## Task instructions
Find each line holding "document" and copy it out.

## Dataset extract
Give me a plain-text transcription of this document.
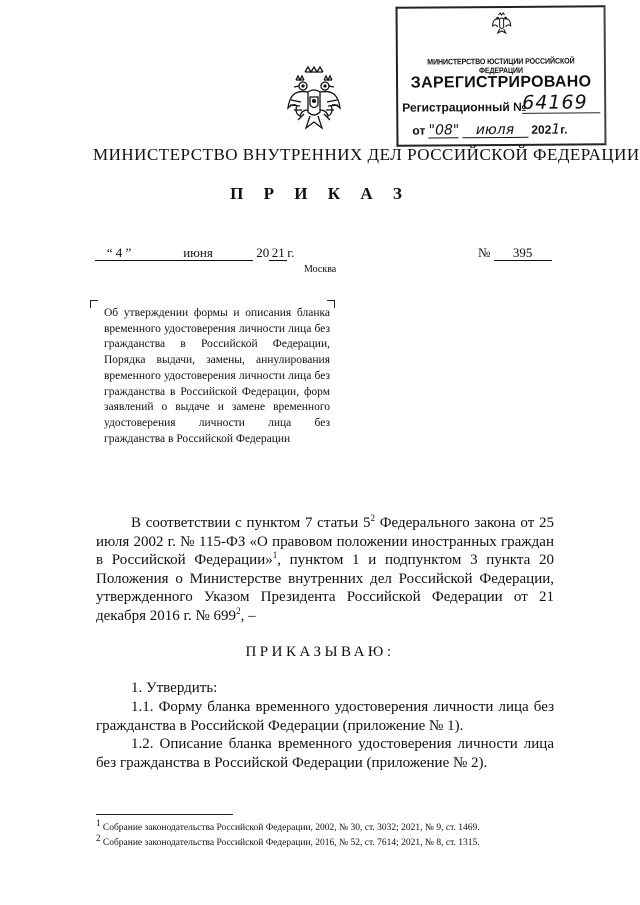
МИНИСТЕРСТВО ЮСТИЦИИ РОССИЙСКОЙ ФЕДЕРАЦИИ
ЗАРЕГИСТРИРОВАНО
Регистрационный №
64169
от "08" июля 2021г.
МИНИСТЕРСТВО ВНУТРЕННИХ ДЕЛ РОССИЙСКОЙ ФЕДЕРАЦИИ
П Р И К А З
“ 4 ”	июня	20 21 г.	№ 395
Москва
Об утверждении формы и описания бланка временного удостоверения личности лица без гражданства в Российской Федерации, Порядка выдачи, замены, аннулирования временного удостоверения личности лица без гражданства в Российской Федерации, форм заявлений о выдаче и замене временного удостоверения личности лица без гражданства в Российской Федерации
В соответствии с пунктом 7 статьи $5^2$ Федерального закона от 25 июля 2002 г. № 115-ФЗ «О правовом положении иностранных граждан в Российской Федерации»$^1$, пунктом 1 и подпунктом 3 пункта 20 Положения о Министерстве внутренних дел Российской Федерации, утвержденного Указом Президента Российской Федерации от 21 декабря 2016 г. № $699^2$, –
ПРИКАЗЫВАЮ:
1. Утвердить:
1.1. Форму бланка временного удостоверения личности лица без гражданства в Российской Федерации (приложение № 1).
1.2. Описание бланка временного удостоверения личности лица без гражданства в Российской Федерации (приложение № 2).
$^1$ Собрание законодательства Российской Федерации, 2002, № 30, ст. 3032; 2021, № 9, ст. 1469.
$^2$ Собрание законодательства Российской Федерации, 2016, № 52, ст. 7614; 2021, № 8, ст. 1315.
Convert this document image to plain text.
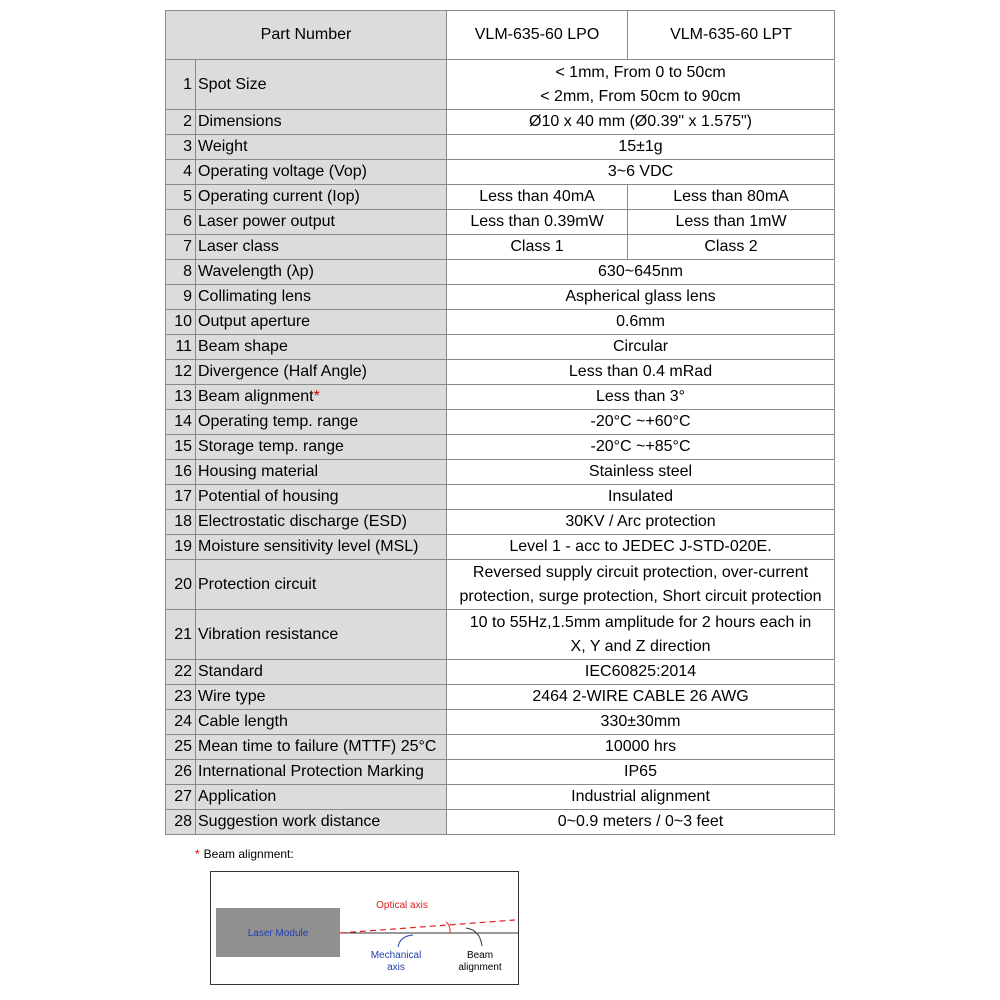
Part Number		VLM-635-60 LPO	VLM-635-60 LPT
1	Spot Size	< 1mm, From 0 to 50cm
< 2mm, From 50cm to 90cm	

2	Dimensions	Ø10 x 40 mm (Ø0.39" x 1.575")	
3	Weight	15±1g	
4	Operating voltage (Vop)	3~6 VDC	
5	Operating current (Iop)	Less than 40mA	Less than 80mA
6	Laser power output	Less than 0.39mW	Less than 1mW
7	Laser class	Class 1	Class 2
8	Wavelength (λp)	630~645nm	
9	Collimating lens	Aspherical glass lens	
10	Output aperture	0.6mm	
11	Beam shape	Circular	
12	Divergence (Half Angle)	Less than 0.4 mRad	
13	Beam alignment*	Less than 3°	
14	Operating temp. range	-20°C ~+60°C	
15	Storage temp. range	-20°C ~+85°C	
16	Housing material	Stainless steel	
17	Potential of housing	Insulated	
18	Electrostatic discharge (ESD)	30KV / Arc protection	
19	Moisture sensitivity level (MSL)	Level 1 - acc to JEDEC J-STD-020E.	
20	Protection circuit	Reversed supply circuit protection, over-current
protection, surge protection, Short circuit protection	

21	Vibration resistance	10 to 55Hz,1.5mm amplitude for 2 hours each in
X, Y and Z direction	

22	Standard	IEC60825:2014	
23	Wire type	2464 2-WIRE CABLE 26 AWG	
24	Cable length	330±30mm	
25	Mean time to failure (MTTF) 25°C	10000 hrs	
26	International Protection Marking	IP65	
27	Application	Industrial alignment	
28	Suggestion work distance	0~0.9 meters / 0~3 feet	
* Beam alignment:
Laser Module
Optical axis
Mechanical
axis
Beam
alignment
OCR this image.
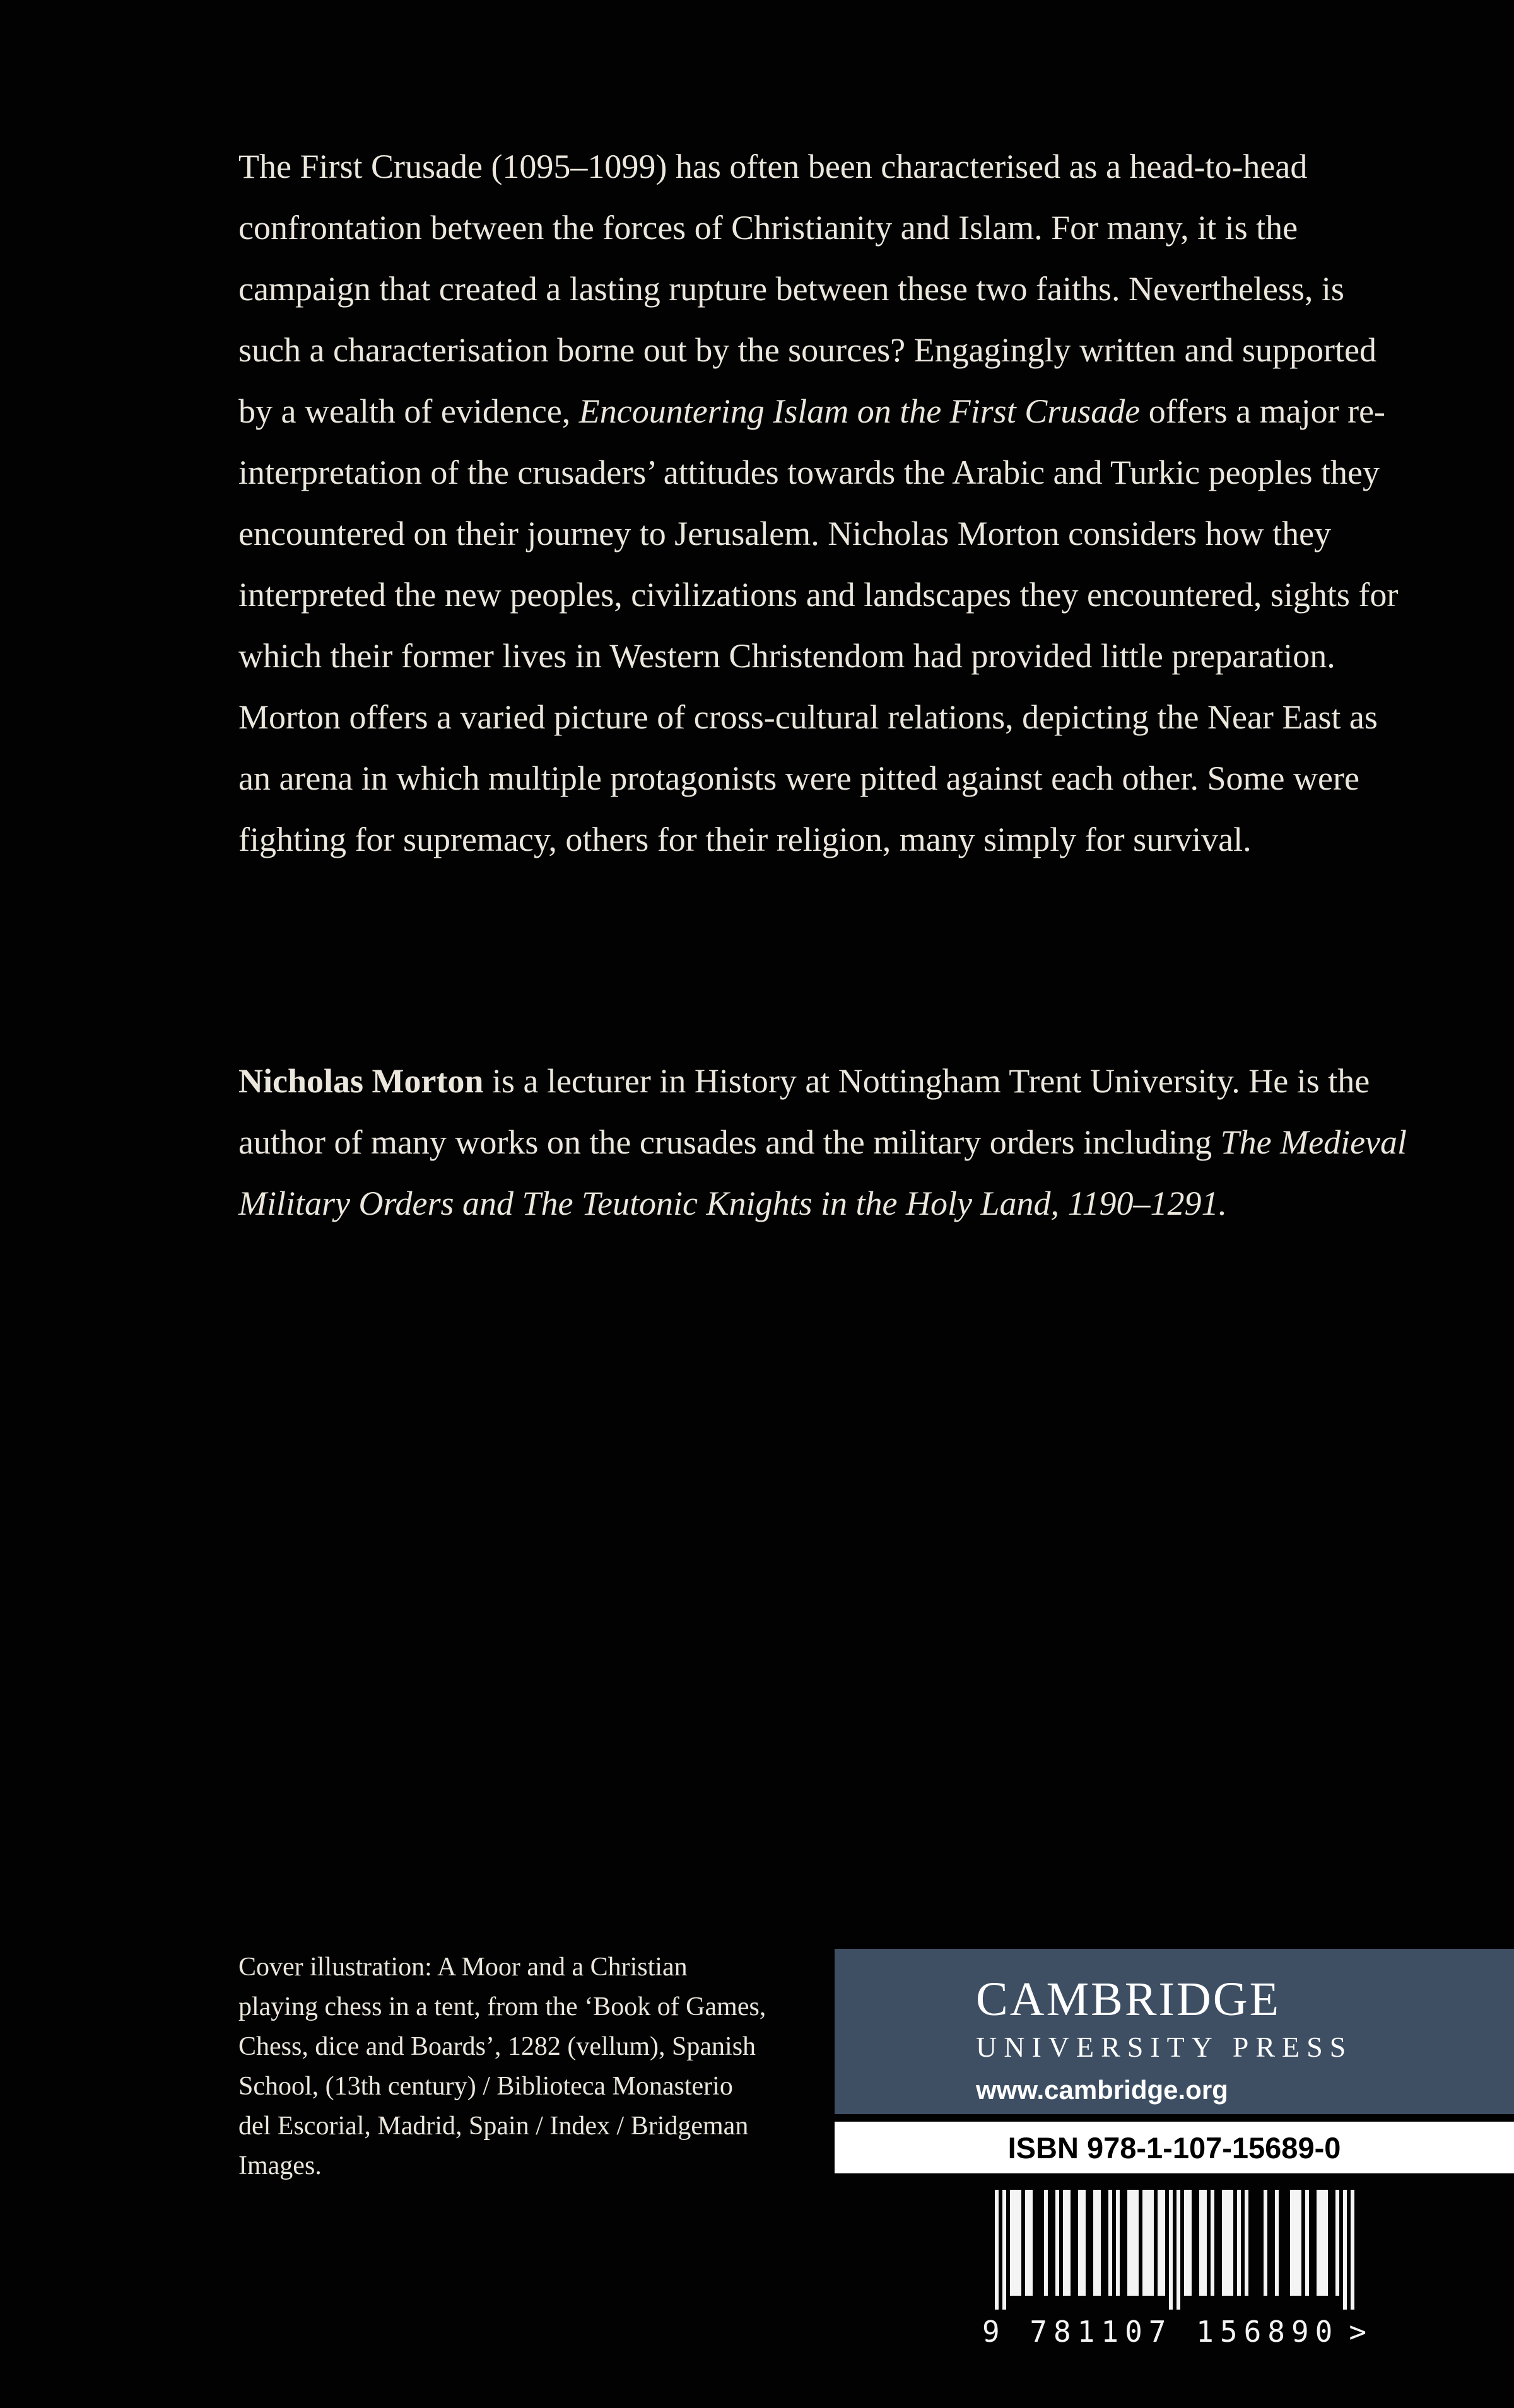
The First Crusade (1095–1099) has often been characterised as a head-to-head confrontation between the forces of Christianity and Islam. For many, it is the campaign that created a lasting rupture between these two faiths. Nevertheless, is such a characterisation borne out by the sources? Engagingly written and supported by a wealth of evidence, Encountering Islam on the First Crusade offers a major re-interpretation of the crusaders’ attitudes towards the Arabic and Turkic peoples they encountered on their journey to Jerusalem. Nicholas Morton considers how they interpreted the new peoples, civilizations and landscapes they encountered, sights for which their former lives in Western Christendom had provided little preparation. Morton offers a varied picture of cross-cultural relations, depicting the Near East as an arena in which multiple protagonists were pitted against each other. Some were fighting for supremacy, others for their religion, many simply for survival.

Nicholas Morton is a lecturer in History at Nottingham Trent University. He is the author of many works on the crusades and the military orders including The Medieval Military Orders and The Teutonic Knights in the Holy Land, 1190–1291.

Cover illustration: A Moor and a Christian
playing chess in a tent, from the ‘Book of Games,
Chess, dice and Boards’, 1282 (vellum), Spanish
School, (13th century) / Biblioteca Monasterio
del Escorial, Madrid, Spain / Index / Bridgeman
Images.
CAMBRIDGE
UNIVERSITY PRESS
www.cambridge.org
ISBN 978-1-107-15689-0
9 781107 156890 >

## Result
Give me a plain-text transcription of this document.
Convert this document image to plain text.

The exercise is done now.